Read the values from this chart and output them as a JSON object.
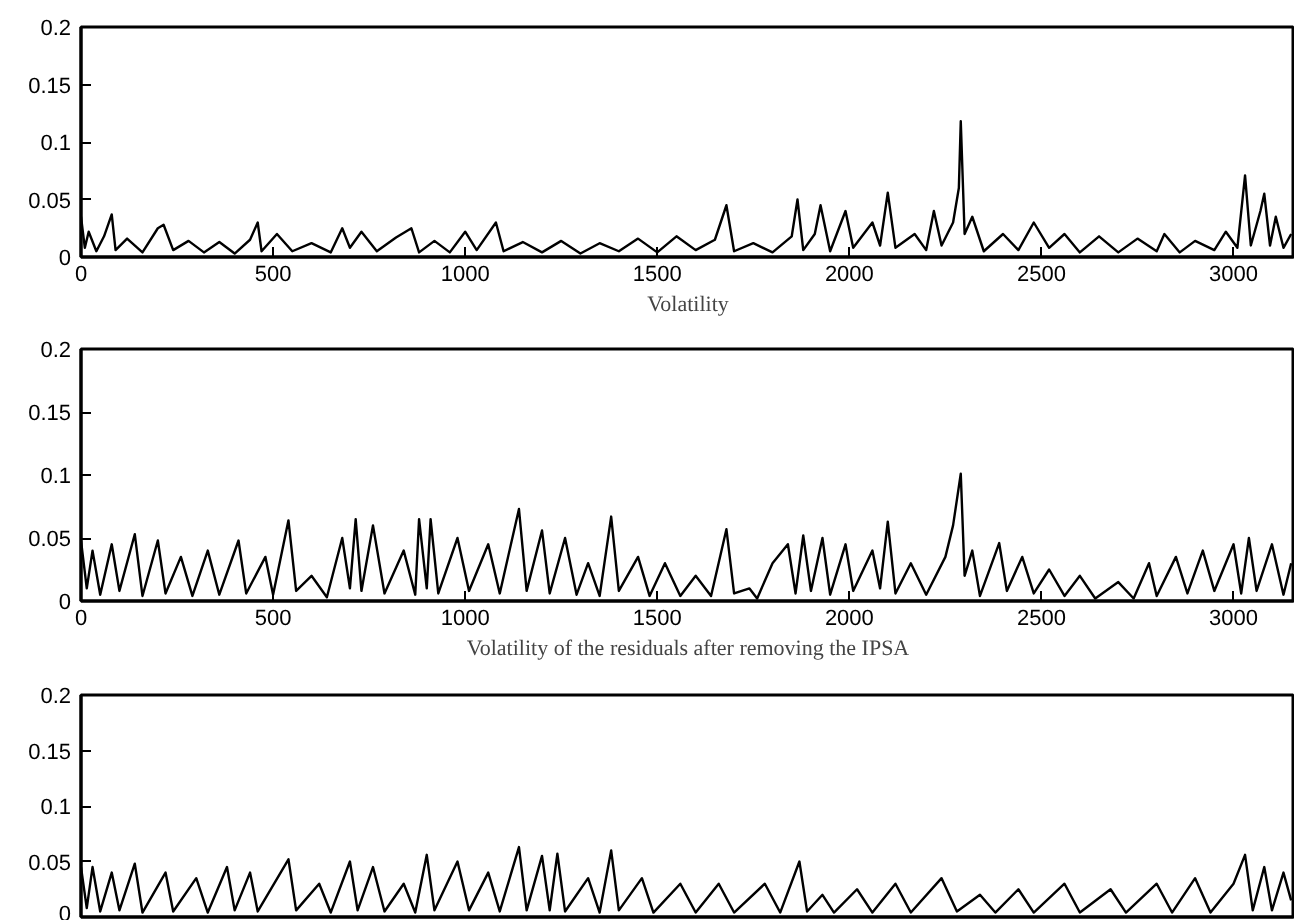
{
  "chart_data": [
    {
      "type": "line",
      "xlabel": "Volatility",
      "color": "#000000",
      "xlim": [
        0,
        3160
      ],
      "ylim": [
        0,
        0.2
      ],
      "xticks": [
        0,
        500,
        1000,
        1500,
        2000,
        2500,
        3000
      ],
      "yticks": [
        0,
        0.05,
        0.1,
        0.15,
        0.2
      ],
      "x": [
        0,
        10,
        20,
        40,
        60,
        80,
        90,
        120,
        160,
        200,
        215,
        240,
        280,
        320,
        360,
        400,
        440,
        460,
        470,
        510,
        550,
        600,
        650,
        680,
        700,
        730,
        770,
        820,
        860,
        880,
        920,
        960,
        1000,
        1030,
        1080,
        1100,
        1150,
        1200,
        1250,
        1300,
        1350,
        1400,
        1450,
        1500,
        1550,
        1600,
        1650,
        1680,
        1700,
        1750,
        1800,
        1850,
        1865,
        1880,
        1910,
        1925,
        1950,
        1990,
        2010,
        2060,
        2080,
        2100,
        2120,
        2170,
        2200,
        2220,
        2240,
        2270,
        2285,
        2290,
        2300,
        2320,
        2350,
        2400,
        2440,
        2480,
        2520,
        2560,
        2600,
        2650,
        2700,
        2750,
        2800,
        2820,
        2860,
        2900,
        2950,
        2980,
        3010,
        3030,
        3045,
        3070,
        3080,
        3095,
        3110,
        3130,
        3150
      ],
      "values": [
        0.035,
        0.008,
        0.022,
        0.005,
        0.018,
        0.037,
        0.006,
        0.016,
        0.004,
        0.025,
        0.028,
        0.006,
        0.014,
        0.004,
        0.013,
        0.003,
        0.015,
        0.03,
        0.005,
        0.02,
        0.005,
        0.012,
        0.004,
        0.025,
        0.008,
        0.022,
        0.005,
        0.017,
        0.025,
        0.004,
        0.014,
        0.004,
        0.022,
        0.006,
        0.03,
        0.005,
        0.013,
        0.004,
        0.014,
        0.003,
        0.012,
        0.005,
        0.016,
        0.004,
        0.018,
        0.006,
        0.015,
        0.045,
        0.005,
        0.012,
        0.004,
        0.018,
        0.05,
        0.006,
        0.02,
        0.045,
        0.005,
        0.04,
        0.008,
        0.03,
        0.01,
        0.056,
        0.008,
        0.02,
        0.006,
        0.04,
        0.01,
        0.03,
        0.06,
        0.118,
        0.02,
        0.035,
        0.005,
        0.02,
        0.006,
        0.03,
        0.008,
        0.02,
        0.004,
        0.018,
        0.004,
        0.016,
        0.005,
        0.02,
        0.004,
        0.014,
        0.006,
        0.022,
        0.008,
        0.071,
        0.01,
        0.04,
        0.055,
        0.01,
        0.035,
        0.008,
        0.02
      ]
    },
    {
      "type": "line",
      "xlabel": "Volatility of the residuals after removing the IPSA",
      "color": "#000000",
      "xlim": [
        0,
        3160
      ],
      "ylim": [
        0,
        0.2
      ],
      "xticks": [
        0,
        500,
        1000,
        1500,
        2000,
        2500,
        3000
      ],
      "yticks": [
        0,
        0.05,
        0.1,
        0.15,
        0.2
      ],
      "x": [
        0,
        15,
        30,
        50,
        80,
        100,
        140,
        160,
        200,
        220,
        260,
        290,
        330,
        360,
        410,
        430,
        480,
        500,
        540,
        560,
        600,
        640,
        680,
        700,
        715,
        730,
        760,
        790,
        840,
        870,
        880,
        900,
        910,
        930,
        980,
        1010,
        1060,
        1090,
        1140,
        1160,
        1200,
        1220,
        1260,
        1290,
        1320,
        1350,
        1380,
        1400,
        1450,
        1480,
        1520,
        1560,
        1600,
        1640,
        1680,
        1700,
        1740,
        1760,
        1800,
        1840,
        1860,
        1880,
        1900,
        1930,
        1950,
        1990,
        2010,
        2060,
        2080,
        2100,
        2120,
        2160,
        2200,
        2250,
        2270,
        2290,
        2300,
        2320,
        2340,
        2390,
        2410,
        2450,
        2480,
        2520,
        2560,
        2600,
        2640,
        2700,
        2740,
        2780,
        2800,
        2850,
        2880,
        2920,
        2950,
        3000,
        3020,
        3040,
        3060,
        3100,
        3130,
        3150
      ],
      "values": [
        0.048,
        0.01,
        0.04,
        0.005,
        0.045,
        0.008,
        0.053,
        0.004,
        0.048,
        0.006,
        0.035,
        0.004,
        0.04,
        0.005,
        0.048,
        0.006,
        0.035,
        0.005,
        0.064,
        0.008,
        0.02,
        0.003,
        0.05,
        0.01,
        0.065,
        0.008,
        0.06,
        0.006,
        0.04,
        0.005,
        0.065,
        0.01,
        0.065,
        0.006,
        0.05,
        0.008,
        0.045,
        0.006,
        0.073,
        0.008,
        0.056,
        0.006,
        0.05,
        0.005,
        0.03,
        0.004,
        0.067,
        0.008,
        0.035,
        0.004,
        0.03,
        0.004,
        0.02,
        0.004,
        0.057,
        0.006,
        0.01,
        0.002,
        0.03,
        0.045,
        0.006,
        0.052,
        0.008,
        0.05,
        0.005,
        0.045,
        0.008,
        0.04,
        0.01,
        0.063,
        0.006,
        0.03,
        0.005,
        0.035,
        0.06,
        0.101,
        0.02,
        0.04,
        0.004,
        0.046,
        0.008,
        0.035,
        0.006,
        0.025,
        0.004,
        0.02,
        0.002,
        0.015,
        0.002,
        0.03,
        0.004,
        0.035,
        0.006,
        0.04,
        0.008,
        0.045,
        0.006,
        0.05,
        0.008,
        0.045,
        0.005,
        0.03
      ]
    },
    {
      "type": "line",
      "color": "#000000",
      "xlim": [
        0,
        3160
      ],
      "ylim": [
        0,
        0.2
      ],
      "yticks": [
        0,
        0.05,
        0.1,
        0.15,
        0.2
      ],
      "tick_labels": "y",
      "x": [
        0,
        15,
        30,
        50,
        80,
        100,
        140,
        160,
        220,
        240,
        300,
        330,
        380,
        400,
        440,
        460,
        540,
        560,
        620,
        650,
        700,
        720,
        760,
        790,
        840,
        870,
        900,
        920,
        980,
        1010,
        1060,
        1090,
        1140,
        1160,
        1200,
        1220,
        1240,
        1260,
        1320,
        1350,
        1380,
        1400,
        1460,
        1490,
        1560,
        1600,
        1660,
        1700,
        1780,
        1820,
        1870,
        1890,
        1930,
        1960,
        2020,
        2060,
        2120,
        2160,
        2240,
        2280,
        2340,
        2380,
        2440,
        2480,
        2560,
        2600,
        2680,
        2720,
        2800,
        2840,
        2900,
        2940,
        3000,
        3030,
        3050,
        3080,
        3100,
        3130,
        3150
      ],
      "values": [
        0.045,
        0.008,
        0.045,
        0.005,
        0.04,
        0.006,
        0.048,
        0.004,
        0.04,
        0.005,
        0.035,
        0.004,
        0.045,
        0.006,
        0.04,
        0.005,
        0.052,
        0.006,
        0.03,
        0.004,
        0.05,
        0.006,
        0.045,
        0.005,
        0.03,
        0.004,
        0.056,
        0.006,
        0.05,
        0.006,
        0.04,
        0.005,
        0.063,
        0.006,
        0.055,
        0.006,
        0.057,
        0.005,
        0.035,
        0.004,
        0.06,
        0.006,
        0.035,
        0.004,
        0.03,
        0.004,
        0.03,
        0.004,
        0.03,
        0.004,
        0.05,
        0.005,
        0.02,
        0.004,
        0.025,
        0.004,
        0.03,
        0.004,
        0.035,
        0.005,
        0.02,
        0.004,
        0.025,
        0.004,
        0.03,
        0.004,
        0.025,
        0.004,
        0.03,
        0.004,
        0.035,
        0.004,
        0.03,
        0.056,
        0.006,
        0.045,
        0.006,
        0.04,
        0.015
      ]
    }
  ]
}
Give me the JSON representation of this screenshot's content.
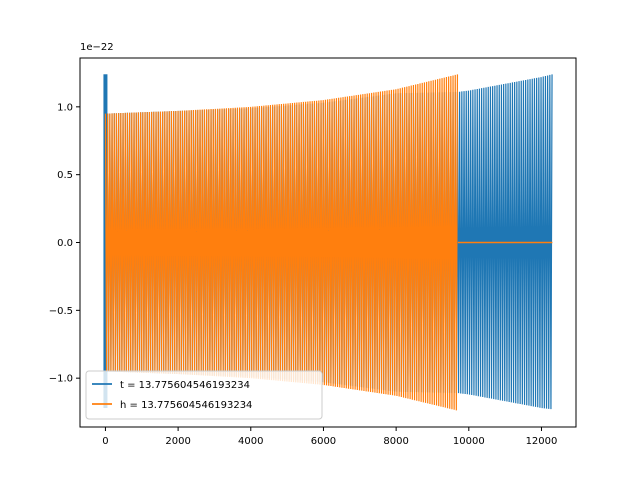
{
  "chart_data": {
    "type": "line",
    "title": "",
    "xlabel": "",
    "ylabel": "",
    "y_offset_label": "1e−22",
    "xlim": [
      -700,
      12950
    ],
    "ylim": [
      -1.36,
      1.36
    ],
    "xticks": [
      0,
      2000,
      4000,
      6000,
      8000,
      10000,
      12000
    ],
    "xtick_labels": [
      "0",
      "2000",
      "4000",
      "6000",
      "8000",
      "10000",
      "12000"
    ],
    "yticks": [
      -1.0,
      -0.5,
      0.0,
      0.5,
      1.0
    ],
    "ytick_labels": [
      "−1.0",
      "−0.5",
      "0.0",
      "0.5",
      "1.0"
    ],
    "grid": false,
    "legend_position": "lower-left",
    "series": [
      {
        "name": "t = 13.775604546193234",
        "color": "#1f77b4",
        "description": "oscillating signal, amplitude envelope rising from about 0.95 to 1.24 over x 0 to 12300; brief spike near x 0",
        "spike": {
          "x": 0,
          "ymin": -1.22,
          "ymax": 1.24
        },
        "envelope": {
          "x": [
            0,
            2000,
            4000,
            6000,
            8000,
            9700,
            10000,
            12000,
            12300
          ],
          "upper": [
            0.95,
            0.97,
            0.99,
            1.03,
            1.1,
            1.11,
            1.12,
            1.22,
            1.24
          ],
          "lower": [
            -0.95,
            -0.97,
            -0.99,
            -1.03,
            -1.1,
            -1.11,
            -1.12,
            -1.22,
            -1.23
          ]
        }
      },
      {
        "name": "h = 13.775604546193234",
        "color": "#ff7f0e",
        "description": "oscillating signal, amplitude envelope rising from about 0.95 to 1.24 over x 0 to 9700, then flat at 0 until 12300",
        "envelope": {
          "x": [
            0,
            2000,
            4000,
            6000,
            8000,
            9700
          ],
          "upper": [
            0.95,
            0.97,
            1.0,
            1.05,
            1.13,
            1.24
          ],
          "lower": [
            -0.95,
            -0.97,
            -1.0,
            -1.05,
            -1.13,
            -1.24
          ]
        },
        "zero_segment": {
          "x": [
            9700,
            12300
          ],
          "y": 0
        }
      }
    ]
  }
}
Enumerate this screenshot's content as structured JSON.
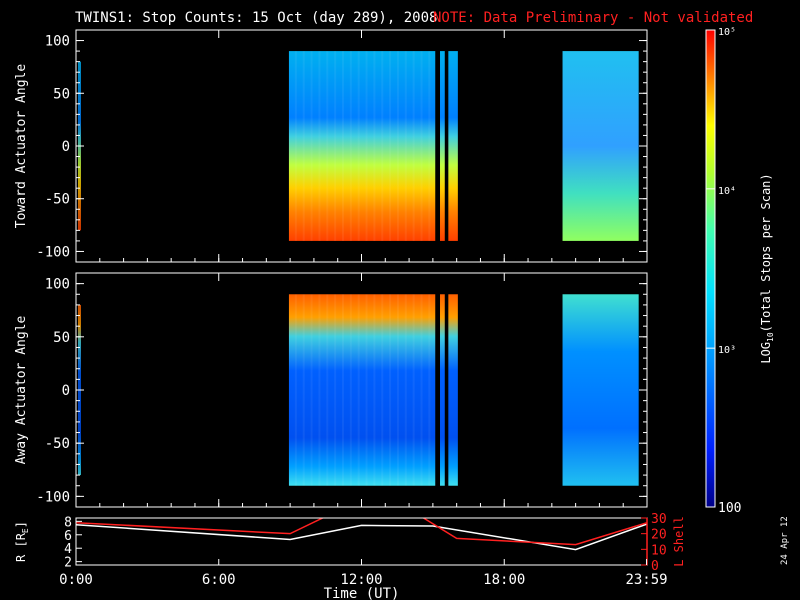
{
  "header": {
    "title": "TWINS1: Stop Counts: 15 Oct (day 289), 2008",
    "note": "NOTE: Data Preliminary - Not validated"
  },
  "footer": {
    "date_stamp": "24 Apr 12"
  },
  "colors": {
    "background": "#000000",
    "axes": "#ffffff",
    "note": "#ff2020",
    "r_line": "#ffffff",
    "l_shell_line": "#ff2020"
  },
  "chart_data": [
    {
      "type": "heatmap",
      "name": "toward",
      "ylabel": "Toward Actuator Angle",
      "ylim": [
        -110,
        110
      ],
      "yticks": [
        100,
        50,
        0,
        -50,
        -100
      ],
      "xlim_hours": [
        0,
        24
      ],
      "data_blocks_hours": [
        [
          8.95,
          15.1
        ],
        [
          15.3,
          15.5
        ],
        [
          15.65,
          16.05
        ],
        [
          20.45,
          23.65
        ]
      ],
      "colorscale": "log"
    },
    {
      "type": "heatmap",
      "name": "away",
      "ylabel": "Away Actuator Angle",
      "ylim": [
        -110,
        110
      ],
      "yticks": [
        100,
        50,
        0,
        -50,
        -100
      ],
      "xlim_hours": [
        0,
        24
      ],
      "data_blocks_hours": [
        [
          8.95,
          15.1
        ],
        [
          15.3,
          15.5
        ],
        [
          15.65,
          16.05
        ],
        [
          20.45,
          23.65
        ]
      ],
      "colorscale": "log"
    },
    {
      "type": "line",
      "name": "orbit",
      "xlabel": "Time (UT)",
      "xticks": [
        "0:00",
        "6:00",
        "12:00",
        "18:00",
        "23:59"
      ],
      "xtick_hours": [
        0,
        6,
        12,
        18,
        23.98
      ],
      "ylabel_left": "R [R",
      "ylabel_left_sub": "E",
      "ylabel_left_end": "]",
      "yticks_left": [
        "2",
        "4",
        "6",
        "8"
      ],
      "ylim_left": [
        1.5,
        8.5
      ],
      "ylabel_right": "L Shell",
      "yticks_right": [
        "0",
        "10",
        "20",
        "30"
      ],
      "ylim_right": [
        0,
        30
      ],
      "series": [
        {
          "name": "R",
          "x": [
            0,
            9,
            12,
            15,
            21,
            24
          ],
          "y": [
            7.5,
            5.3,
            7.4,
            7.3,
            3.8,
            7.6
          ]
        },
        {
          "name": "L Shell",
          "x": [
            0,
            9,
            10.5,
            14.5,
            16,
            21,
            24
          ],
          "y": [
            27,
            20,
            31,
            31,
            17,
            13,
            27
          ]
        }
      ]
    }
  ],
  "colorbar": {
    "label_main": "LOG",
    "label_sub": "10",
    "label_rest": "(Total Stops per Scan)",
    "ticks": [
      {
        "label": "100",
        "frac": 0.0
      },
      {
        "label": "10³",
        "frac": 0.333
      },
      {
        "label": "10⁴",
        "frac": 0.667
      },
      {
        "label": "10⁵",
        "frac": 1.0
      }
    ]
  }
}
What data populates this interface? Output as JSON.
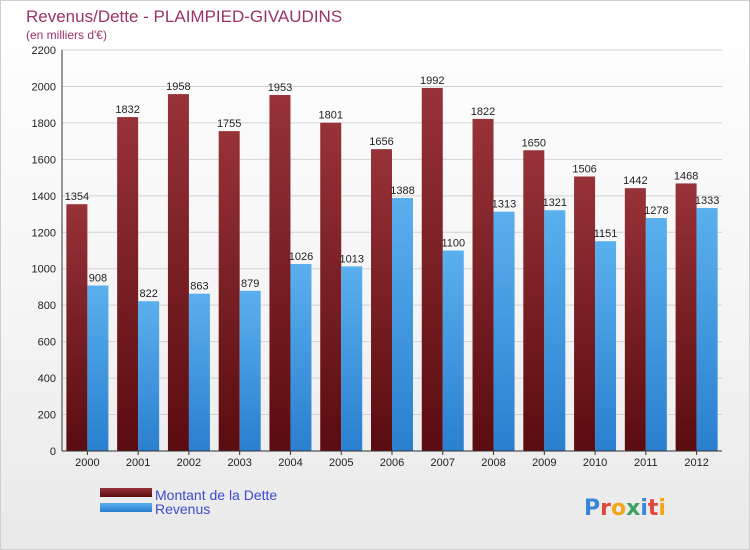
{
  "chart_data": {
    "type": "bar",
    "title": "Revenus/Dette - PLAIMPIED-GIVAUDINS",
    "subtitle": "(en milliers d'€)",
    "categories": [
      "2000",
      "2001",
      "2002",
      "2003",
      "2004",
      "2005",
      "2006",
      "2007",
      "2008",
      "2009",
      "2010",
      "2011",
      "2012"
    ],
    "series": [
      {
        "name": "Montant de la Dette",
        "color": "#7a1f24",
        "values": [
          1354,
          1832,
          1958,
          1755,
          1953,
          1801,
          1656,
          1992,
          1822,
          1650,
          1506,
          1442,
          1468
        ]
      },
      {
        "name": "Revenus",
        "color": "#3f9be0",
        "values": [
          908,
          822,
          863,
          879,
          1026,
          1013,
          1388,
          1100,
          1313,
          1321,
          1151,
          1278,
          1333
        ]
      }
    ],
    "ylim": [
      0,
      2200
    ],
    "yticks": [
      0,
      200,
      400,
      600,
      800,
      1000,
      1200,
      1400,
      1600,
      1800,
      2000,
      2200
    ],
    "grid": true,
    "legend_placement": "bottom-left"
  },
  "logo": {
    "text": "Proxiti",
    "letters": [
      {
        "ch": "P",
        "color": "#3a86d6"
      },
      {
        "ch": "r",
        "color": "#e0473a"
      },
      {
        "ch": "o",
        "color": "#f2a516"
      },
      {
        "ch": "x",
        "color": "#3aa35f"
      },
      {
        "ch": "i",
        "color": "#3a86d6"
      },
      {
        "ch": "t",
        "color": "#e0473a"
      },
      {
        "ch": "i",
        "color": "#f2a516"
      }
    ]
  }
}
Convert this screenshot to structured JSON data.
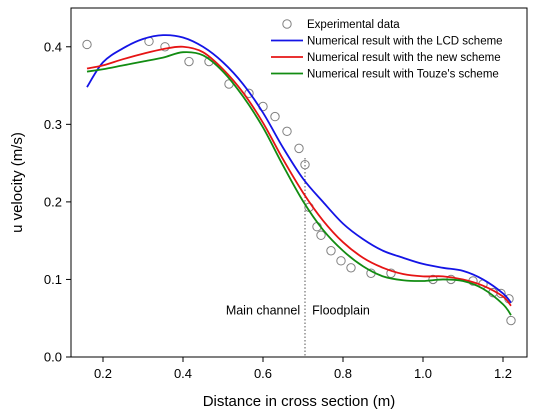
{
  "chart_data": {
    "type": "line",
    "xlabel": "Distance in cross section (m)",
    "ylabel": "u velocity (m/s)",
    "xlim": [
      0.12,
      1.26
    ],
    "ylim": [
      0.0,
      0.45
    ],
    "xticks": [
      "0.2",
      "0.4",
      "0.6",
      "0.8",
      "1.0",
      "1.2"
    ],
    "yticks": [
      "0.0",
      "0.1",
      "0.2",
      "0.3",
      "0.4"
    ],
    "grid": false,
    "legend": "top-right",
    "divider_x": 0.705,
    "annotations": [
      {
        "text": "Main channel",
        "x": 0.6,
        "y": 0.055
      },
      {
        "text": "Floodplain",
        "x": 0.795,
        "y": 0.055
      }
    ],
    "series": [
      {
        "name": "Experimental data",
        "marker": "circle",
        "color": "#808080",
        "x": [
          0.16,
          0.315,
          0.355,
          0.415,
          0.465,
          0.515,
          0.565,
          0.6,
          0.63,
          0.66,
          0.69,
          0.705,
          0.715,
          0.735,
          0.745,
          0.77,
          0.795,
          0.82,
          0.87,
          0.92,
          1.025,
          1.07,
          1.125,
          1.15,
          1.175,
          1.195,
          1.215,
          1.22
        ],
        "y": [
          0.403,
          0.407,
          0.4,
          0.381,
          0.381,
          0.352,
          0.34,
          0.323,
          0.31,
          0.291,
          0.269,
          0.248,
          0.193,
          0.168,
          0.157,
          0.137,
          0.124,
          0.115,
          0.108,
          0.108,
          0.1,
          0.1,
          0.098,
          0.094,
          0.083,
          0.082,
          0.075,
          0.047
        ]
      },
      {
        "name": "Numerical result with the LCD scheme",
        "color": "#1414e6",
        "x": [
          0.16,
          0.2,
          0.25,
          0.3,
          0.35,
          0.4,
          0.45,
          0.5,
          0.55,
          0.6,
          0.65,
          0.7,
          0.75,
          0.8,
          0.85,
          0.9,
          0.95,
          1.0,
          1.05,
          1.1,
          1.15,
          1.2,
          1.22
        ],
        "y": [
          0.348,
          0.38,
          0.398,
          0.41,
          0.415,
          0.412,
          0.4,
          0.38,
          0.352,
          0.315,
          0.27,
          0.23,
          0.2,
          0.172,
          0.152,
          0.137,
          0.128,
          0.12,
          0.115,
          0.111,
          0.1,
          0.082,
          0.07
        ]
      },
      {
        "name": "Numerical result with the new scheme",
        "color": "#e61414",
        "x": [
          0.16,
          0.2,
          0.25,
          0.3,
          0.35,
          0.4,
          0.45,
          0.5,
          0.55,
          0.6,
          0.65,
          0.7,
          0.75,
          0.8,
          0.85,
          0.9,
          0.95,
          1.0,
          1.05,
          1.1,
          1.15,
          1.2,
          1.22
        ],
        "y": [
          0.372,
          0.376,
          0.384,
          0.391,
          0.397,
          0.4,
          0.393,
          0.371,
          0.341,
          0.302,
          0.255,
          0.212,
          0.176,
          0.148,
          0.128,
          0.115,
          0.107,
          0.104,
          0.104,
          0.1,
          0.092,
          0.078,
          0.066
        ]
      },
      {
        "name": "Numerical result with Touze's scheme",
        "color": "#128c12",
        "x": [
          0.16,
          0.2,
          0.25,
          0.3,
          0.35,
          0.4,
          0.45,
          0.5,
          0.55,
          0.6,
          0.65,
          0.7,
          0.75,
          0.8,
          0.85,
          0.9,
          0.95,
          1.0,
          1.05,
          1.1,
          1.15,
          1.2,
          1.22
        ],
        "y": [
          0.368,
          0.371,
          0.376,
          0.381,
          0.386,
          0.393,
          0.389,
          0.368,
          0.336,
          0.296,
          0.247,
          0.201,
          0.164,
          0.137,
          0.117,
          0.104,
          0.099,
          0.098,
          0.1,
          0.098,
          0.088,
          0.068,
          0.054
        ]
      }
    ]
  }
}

★ ★ ★ ★

Work to do — Track down every line of the material containing the string "over", and copy it.

Result —
        "description": "oscillating signal, amplitude envelope rising from about 0.95 to 1.24 over x 0 to 12300; brief spike near x 0",
        "description": "oscillating signal, amplitude envelope rising from about 0.95 to 1.24 over x 0 to 9700, then flat at 0 until 12300",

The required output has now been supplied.